- [Data rows]:
────

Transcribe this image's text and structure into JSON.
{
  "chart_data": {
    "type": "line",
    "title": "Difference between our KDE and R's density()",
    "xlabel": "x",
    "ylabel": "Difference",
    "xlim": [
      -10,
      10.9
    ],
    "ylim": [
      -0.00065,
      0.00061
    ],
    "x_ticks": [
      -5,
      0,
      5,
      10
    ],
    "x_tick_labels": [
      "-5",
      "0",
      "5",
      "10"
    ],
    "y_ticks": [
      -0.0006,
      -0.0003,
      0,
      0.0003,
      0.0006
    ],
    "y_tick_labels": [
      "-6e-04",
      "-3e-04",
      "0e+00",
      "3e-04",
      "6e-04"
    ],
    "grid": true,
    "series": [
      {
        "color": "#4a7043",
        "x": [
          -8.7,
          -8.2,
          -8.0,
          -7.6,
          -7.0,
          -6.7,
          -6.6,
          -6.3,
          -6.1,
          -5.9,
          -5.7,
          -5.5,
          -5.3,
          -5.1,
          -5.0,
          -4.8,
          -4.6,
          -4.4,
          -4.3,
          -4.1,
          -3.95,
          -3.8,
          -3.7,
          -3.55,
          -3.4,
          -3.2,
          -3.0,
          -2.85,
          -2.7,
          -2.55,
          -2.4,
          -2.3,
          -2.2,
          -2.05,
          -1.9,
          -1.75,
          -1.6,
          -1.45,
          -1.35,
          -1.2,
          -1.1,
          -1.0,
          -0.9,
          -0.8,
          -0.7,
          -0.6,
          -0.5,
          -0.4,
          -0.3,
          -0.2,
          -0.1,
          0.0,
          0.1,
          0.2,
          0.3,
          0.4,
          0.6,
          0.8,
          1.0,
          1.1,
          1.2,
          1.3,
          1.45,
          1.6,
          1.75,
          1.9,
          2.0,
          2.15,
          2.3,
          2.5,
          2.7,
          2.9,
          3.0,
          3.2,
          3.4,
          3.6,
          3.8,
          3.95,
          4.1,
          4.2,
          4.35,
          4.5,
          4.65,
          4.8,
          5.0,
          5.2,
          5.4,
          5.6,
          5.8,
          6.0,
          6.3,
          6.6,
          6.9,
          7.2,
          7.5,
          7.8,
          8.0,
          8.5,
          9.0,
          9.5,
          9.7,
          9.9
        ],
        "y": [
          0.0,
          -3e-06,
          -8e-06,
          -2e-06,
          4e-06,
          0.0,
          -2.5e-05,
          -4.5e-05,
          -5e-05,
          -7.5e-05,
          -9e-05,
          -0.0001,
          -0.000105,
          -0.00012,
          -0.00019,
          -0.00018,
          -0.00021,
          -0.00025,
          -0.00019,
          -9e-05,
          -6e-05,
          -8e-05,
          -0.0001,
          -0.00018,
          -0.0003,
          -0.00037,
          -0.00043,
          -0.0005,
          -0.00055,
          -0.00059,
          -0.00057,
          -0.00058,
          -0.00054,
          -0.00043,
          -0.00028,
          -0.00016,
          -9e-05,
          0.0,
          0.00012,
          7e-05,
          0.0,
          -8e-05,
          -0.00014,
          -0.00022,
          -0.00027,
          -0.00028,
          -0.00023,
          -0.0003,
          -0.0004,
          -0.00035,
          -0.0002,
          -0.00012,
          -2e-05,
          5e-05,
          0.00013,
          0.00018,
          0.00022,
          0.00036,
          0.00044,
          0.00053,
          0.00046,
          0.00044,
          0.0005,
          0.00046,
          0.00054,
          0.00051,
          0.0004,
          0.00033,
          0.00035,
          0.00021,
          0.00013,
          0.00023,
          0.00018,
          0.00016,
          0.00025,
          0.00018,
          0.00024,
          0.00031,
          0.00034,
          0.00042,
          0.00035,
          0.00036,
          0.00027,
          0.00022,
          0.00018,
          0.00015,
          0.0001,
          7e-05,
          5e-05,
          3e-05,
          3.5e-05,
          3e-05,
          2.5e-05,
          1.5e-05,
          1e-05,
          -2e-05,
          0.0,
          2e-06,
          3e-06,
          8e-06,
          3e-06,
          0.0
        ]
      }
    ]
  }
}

────

- [What is being asked]: Show all lines from the records above where the word "Difference" occurs.

- [Answer for this exercise]:
    "title": "Difference between our KDE and R's density()",
    "ylabel": "Difference",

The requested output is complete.